- [WHAT IS ASKED]: Pick out each line of the records that includes the string "name", and copy it.

[Figure dataset records]
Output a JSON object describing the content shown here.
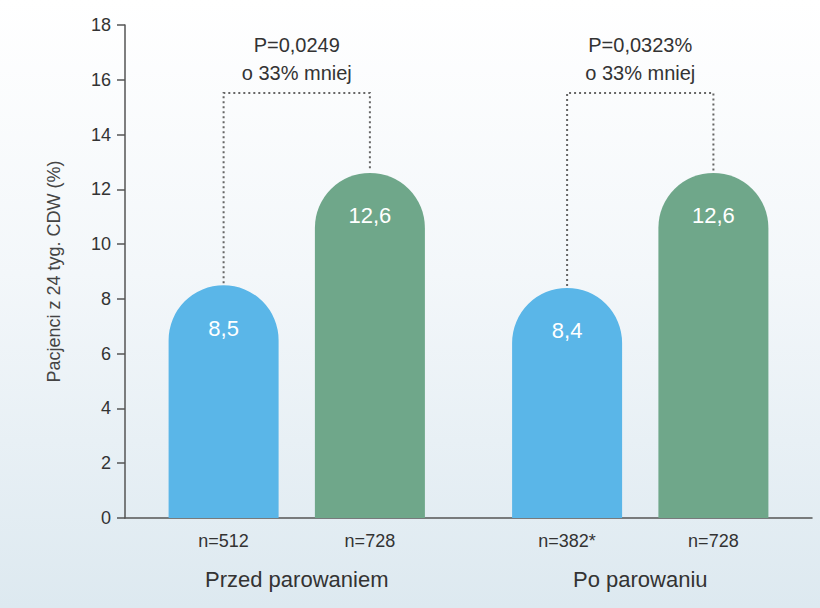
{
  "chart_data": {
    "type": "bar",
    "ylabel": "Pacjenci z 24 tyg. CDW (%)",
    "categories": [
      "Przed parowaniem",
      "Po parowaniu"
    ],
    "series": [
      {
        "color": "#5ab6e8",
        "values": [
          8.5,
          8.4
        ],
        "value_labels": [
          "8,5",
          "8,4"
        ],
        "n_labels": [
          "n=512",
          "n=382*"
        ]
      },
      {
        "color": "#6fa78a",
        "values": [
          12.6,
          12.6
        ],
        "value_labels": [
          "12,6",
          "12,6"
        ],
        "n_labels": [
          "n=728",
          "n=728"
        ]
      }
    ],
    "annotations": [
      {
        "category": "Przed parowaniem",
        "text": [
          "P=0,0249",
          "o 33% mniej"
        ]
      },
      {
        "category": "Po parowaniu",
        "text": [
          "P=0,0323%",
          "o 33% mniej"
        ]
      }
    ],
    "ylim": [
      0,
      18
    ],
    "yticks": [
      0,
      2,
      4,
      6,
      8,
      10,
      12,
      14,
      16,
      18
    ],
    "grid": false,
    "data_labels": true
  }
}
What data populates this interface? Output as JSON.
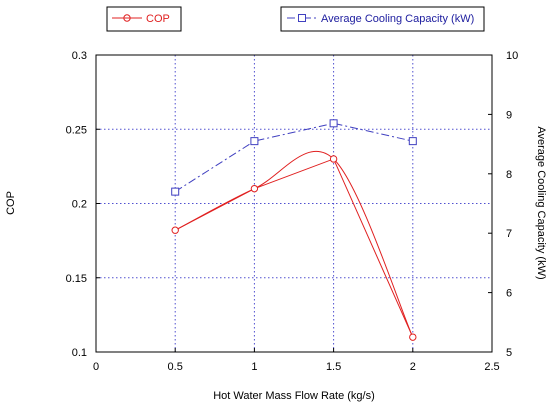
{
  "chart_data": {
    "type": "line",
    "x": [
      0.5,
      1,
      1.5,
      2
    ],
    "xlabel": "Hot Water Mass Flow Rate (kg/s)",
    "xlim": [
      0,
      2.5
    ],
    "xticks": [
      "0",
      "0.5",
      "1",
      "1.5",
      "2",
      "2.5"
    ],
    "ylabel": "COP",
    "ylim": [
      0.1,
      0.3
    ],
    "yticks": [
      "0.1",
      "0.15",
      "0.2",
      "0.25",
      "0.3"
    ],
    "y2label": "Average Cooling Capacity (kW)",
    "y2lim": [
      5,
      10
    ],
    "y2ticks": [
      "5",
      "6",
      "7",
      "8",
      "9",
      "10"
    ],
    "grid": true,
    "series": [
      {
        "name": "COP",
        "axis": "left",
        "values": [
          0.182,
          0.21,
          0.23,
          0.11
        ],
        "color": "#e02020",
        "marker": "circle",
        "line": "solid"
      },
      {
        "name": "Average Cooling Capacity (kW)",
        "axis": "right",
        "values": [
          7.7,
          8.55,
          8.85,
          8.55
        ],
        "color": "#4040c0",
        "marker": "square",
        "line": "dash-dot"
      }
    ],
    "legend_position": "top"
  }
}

- [TASK OUTPUT]:
        "name": "COP",
        "name": "Average Cooling Capacity (kW)",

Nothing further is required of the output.